**Prompt:** Only lines containing "Status" belong in the answer, each copied from the entries below.

(Document page data)
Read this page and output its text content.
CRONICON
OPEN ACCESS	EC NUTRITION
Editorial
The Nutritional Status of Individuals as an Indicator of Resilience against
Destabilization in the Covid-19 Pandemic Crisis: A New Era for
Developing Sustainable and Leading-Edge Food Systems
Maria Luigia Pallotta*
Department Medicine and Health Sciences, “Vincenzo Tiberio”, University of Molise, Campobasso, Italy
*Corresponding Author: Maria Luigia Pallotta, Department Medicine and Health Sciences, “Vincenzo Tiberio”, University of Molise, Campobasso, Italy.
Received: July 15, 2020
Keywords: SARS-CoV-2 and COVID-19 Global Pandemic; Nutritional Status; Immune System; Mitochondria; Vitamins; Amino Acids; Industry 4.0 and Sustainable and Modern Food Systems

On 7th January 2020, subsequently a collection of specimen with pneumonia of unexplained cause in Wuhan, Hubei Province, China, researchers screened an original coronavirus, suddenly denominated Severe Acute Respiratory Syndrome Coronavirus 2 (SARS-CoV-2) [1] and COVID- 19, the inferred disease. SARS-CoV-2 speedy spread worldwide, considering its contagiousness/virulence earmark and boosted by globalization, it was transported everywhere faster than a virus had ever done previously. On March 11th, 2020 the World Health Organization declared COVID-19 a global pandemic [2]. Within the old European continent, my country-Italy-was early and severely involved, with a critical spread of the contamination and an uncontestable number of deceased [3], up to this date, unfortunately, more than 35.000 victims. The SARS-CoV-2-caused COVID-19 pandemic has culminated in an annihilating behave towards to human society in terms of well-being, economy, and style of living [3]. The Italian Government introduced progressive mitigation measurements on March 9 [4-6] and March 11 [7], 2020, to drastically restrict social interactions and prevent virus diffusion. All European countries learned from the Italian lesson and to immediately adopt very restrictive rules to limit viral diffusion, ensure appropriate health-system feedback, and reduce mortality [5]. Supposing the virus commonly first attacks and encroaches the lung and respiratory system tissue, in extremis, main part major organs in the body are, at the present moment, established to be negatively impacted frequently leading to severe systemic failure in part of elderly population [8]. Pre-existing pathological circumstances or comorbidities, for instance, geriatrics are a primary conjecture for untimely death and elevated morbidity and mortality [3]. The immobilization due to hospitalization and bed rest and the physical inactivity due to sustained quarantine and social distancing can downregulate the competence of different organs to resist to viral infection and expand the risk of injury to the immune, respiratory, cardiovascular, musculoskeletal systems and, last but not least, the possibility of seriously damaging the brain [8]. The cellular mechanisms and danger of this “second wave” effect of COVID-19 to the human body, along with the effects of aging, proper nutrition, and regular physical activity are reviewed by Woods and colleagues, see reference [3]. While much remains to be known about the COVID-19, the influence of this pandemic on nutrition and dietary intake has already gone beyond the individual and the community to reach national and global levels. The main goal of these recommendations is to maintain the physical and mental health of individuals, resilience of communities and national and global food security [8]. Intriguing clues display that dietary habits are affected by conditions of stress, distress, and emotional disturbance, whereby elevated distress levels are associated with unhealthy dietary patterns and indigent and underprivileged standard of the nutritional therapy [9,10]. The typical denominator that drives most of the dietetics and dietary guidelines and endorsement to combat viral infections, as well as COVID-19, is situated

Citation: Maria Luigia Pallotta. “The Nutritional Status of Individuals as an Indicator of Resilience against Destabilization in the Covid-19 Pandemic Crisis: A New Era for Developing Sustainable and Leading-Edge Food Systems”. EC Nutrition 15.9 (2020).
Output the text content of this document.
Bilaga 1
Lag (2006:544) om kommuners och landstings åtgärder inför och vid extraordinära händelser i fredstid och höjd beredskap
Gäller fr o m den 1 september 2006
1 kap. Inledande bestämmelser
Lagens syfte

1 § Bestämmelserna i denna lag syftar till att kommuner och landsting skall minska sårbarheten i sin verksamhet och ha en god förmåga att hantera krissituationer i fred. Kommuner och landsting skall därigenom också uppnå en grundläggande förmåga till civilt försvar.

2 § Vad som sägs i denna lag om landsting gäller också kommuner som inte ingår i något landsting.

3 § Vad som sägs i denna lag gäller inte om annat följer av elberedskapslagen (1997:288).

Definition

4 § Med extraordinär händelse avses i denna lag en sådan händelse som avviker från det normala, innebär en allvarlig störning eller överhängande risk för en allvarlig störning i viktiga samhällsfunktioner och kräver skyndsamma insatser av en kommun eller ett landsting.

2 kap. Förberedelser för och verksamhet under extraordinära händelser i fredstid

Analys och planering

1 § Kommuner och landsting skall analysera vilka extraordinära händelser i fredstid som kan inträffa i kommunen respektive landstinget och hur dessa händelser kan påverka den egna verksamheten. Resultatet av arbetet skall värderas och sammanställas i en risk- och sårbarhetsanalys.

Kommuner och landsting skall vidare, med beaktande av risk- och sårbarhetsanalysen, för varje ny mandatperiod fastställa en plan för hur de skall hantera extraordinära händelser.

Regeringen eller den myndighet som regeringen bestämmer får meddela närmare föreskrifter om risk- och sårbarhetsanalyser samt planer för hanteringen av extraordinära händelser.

**Output of the task:**
The Nutritional Status of Individuals as an Indicator of Resilience against
Keywords: SARS-CoV-2 and COVID-19 Global Pandemic; Nutritional Status; Immune System; Mitochondria; Vitamins; Amino Acids; Industry 4.0 and Sustainable and Modern Food Systems
Citation: Maria Luigia Pallotta. “The Nutritional Status of Individuals as an Indicator of Resilience against Destabilization in the Covid-19 Pandemic Crisis: A New Era for Developing Sustainable and Leading-Edge Food Systems”. EC Nutrition 15.9 (2020).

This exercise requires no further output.